NEW-YORK, jeudi 11 juillet 2024– Demain matin, le 12 juillet, le Conseil de Sécurité des Nations Unies votera sur un projet de résolution visant à renouveler le mandat du Bureau Intégré des Nations Unies en Haïti (BINUH) pour une année supplémentaire, jusqu’au 15 juillet 2025. Le texte a été rédigé par l’Équateur et les États-Unis, coparrains du dossier haïtien.
Haïti fait face à une crise multidimensionnelle de sécurité, humanitaire et des droits de l’homme, principalement due à une violence extrême des gangs qui a explosé depuis fin février. Une alliance des principaux gangs de la capitale, Port-au-Prince, a mené une série d’attaques coordonnées visant les institutions de l’État et les infrastructures critiques. Les chefs de gangs ont déclaré que leur objectif était de déclencher une « guerre civile » pour forcer la démission du Premier ministre par intérim Ariel Henry, qui s’était rendu au Kenya pour signer un accord bilatéral facilitant le déploiement d’une mission multinationale de soutien à la sécurité (MSS) . Le Conseil a autorisé cette mission dirigée par le Kenya par la résolution 2699 du 2 octobre 2023 pour aider Haïti à combattre l’activité des gangs et à restaurer la sécurité .
En réponse à cette flambée de violence, la Communauté des Caraïbes (CARICOM) a négocié un accord politique entre les parties prenantes haïtiennes, aboutissant à la démission de Henry et à la création d’un Conseil Présidentiel de Transition (CPT) chargé d’organiser des élections et de rétablir la gouvernance démocratique . Le CPT, officiellement établi par un décret gouvernemental du 12 avril et investi deux semaines plus tard, comprend sept membres votants représentant des partis politiques et le secteur privé, ainsi que deux observateurs non votants issus de la société civile et de la communauté religieuse. Il se concentrera sur la sécurité, la réforme constitutionnelle et les élections durant une période de transition de 22 mois menant à l’investiture d’un nouveau président en février 2026 .
Le 25 juin, le premier contingent de 200 policiers kenyans de la mission MSS est arrivé en Haïti. La mission devrait comprendre jusqu’à 2 500 agents, déployés en plusieurs phases. Le premier groupe de policiers a commencé à mener des patrouilles conjointes avec la Police Nationale Haïtienne (PNH), bien que les détails sur le concept opérationnel et les règles d’engagement de la mission n’aient pas été rendus publics pour des raisons de sécurité opérationnelle.
L’Équateur et les États-Unis ont circulé le premier projet de résolution aux membres du Conseil le 21 juin, suivi d’une première lecture le 24 juin et d’une première série de négociations formelles le 26 juin. Un projet révisé a été distribué le 28 juin, avec une nouvelle série de négociations le 2 juillet. Le lendemain (3 juillet), un second projet révisé a été soumis à une procédure de silence jusqu’au 5 juillet, silence brisé par la Chine et la Russie. Le 8 juillet, les coparrains ont circulé un troisième projet révisé, placé sous silence jusqu’au 9 juillet, silence de nouveau brisé par la Chine. Hier (10 juillet), l’Équateur et les États-Unis ont directement placé un quatrième projet révisé en bleu sans procédure de silence supplémentaire.

• **Consigne**
Comment se traduit en anglais cette phrase de la source sur Haïti : « Le 25 juin, le premier contingent de 200 policiers kenyans de la mission MSS est arrivé en Haïti. » ?

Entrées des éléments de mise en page

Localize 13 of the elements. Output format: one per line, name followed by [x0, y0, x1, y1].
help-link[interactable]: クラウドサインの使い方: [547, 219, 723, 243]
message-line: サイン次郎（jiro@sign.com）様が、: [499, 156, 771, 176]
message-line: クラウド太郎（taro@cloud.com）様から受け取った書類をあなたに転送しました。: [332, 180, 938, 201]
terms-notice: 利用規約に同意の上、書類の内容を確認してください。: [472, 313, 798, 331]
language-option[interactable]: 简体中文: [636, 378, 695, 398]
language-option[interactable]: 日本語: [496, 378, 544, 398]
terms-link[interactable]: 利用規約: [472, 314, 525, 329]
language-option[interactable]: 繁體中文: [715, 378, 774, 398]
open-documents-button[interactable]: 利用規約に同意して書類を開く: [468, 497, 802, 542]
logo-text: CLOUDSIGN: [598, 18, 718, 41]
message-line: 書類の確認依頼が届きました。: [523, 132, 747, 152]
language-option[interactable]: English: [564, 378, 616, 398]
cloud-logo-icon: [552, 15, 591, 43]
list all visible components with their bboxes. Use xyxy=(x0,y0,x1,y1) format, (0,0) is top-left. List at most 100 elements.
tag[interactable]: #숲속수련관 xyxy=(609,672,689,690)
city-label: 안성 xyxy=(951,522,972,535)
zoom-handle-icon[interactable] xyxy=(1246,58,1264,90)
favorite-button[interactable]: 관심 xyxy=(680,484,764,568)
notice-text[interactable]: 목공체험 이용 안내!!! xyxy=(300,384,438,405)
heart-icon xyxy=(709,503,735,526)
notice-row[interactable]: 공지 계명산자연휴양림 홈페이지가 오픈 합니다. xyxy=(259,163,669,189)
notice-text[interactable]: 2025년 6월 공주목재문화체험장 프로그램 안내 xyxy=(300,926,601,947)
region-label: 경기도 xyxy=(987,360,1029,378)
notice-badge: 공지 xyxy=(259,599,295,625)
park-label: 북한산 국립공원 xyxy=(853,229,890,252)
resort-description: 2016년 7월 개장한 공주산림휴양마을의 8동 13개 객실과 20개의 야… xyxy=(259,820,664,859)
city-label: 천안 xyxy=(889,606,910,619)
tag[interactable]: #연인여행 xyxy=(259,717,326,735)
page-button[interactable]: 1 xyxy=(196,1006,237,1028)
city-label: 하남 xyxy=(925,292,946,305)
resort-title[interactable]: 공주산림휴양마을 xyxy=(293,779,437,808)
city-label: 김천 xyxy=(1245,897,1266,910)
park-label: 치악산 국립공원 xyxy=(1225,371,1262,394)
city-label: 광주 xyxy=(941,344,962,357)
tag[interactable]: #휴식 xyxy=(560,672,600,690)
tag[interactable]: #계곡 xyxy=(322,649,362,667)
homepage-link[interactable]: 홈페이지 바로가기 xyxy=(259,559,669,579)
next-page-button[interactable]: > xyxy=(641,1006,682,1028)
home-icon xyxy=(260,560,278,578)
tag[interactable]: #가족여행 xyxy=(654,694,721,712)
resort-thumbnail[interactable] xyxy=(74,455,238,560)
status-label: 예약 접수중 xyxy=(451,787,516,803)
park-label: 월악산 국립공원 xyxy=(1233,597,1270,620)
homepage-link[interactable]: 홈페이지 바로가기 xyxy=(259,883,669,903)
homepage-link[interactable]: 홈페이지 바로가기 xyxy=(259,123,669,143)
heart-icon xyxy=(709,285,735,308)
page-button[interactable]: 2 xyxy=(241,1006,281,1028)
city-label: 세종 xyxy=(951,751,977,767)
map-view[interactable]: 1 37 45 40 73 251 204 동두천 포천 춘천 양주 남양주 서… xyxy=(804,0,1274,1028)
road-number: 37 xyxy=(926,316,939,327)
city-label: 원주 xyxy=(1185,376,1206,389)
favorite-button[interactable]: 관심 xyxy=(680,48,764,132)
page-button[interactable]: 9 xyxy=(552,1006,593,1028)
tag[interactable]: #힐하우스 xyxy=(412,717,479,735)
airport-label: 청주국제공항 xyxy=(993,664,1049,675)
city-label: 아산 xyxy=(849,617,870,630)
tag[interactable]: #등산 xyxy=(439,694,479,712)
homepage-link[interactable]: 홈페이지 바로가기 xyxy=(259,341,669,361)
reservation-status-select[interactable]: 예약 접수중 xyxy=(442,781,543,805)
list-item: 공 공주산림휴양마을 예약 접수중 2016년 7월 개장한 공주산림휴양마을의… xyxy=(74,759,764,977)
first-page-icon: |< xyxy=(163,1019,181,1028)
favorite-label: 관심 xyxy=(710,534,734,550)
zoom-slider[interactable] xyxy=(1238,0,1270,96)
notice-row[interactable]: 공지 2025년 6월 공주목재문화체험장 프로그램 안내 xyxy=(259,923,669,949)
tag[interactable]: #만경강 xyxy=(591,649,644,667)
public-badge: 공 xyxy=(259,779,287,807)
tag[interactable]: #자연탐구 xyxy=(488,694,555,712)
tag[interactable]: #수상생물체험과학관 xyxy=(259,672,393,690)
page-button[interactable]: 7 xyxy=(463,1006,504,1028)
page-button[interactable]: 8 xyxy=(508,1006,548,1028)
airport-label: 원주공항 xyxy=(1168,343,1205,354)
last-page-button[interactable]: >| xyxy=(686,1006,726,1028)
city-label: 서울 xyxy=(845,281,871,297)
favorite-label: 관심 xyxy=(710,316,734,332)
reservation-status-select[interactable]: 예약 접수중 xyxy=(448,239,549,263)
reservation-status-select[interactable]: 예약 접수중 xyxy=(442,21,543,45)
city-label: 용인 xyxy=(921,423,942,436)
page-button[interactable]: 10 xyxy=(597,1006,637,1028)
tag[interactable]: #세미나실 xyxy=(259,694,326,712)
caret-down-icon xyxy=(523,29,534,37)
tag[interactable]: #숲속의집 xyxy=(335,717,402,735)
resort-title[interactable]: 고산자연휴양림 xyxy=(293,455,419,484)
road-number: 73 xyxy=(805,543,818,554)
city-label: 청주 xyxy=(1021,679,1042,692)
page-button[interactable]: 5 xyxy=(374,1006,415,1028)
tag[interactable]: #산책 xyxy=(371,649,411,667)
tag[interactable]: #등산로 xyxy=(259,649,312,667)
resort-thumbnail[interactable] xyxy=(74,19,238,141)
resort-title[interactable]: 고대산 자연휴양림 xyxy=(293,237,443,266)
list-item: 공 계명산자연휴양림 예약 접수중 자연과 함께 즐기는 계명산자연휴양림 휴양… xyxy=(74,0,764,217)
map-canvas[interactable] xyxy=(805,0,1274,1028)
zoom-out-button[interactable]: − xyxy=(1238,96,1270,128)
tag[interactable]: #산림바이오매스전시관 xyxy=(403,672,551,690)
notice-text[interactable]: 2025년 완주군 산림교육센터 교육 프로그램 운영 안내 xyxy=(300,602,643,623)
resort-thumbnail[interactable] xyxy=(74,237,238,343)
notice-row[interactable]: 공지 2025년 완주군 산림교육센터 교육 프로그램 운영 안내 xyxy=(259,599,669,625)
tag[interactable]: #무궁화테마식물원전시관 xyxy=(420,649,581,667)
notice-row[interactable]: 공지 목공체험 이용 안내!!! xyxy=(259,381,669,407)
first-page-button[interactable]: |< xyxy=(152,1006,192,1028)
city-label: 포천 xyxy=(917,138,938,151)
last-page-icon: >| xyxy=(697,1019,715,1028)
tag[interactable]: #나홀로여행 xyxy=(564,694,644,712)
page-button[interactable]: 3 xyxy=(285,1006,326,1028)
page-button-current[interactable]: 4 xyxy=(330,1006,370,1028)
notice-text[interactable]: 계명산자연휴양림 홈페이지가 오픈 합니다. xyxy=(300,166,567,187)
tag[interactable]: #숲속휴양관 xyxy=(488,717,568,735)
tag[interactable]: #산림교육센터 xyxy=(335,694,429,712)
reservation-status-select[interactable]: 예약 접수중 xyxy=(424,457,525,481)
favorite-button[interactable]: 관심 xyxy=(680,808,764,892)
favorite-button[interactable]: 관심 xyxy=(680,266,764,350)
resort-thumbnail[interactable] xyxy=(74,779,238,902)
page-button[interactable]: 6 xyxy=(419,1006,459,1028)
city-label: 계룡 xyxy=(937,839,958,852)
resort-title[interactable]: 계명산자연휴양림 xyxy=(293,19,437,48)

• **Résultat ci-dessous**
On June 25, the first contingent of 200 Kenyan police officers from the MSS mission arrived in Haiti.